Which lines in the records below contain the word "Latido"? Copy each one out.

+++ Supplied records

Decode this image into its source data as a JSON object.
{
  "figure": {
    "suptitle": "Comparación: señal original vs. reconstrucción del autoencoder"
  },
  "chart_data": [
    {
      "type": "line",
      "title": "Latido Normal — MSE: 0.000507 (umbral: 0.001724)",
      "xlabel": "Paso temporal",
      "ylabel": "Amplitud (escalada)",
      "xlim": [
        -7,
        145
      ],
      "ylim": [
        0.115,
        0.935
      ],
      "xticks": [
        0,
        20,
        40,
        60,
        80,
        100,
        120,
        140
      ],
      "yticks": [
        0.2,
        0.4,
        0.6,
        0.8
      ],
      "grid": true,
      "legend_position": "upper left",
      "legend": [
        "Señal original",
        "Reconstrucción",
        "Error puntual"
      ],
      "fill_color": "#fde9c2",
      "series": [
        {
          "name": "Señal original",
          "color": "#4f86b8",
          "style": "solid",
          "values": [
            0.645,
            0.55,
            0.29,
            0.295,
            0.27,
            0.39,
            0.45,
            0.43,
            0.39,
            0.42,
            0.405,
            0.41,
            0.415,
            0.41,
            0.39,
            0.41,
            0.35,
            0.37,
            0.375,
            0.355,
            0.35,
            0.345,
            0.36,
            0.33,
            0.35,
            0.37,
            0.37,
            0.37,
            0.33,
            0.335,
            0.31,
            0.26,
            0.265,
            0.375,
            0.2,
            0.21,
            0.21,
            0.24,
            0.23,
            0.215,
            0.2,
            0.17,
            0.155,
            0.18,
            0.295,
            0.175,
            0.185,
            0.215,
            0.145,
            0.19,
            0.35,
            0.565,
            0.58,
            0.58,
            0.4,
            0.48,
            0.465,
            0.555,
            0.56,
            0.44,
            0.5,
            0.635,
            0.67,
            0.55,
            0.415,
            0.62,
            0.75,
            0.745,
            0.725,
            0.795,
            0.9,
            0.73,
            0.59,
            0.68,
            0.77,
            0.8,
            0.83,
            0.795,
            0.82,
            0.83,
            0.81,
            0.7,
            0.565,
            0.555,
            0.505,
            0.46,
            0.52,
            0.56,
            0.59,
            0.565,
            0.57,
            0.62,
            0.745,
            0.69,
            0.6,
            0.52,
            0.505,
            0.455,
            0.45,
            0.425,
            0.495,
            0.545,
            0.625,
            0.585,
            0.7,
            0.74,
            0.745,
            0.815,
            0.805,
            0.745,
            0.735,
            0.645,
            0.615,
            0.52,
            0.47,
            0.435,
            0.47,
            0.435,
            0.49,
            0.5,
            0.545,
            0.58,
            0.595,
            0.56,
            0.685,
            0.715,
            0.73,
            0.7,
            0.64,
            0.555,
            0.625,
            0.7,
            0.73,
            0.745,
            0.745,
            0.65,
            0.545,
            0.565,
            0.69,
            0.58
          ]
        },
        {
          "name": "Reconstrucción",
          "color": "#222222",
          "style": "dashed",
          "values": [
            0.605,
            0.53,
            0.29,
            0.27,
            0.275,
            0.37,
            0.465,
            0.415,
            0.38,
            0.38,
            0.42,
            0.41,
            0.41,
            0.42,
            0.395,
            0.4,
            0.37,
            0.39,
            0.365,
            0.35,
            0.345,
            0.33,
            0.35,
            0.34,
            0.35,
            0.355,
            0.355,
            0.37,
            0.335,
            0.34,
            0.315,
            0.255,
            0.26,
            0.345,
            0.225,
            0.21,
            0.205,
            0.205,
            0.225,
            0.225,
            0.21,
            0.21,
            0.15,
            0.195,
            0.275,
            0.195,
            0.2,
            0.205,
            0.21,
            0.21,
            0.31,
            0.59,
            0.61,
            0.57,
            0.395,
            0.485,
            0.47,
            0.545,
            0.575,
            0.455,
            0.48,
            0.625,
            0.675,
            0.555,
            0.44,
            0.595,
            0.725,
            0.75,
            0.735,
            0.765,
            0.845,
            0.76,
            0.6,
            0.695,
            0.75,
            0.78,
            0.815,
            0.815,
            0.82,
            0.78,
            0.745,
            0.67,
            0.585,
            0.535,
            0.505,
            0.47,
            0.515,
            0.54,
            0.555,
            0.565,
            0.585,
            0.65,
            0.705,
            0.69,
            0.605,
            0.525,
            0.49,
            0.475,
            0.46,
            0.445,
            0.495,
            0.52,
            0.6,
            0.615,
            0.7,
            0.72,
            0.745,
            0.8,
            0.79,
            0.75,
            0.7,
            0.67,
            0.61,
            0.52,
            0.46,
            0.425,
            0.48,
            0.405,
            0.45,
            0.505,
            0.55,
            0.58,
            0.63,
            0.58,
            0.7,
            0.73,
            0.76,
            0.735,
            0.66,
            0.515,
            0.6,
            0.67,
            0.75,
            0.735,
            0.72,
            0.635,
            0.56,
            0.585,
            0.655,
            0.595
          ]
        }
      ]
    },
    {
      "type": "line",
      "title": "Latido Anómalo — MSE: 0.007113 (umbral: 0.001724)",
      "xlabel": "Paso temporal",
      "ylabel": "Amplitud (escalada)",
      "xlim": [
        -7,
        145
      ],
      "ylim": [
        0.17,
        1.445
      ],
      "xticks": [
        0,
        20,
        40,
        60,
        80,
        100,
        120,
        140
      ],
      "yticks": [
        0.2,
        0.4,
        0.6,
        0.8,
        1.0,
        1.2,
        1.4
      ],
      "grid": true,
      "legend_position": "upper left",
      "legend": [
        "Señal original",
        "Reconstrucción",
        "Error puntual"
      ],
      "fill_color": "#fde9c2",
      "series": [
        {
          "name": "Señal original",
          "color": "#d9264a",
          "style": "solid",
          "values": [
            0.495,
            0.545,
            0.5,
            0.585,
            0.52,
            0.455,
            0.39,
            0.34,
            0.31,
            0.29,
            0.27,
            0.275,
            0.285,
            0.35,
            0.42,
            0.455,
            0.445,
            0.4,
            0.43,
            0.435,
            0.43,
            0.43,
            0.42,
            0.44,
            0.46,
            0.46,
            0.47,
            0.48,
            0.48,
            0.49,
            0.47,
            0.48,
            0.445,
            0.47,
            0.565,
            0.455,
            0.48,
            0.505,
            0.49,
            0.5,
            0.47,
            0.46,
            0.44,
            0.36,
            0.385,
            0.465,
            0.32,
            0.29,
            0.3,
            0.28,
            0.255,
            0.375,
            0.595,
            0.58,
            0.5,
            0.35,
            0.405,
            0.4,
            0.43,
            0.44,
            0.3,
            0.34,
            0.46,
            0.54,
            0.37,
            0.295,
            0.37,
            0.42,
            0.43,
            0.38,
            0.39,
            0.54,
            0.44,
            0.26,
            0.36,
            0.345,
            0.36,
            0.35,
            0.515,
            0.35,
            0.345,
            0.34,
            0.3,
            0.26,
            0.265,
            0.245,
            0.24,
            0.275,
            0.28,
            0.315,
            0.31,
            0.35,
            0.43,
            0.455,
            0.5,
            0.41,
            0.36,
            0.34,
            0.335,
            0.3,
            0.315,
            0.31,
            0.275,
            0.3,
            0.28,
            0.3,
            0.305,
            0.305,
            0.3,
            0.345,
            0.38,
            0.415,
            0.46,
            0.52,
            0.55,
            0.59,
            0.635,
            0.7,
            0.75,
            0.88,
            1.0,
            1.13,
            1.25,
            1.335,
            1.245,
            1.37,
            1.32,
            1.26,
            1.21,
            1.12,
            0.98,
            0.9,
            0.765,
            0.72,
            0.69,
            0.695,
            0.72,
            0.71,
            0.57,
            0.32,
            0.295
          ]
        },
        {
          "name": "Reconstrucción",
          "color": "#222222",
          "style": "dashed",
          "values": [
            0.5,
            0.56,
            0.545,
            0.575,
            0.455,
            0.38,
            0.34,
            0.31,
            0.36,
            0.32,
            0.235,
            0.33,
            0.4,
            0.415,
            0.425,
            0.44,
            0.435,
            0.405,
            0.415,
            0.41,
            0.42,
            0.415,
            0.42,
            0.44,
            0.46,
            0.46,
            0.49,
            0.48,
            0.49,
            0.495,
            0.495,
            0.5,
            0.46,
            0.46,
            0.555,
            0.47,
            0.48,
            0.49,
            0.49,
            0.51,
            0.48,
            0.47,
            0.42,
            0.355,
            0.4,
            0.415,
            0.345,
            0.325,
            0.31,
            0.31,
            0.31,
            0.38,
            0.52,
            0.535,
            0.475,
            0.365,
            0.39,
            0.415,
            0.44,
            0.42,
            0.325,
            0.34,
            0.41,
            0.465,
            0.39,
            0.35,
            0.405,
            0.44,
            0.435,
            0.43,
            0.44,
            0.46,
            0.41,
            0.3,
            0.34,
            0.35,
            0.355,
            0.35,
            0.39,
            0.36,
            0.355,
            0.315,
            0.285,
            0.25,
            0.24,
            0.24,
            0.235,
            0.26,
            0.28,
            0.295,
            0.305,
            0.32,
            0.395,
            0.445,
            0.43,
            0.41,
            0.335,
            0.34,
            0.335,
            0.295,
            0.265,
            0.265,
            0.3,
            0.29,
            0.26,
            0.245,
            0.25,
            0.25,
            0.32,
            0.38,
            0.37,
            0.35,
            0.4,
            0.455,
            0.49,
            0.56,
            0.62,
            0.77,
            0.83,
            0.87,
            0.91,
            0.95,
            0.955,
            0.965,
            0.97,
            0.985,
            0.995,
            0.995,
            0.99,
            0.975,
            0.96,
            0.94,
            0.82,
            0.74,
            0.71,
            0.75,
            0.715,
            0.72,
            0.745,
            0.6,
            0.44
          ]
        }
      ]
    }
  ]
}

++++++

Result for this exercise:
      "title": "Latido Normal — MSE: 0.000507 (umbral: 0.001724)",
      "title": "Latido Anómalo — MSE: 0.007113 (umbral: 0.001724)",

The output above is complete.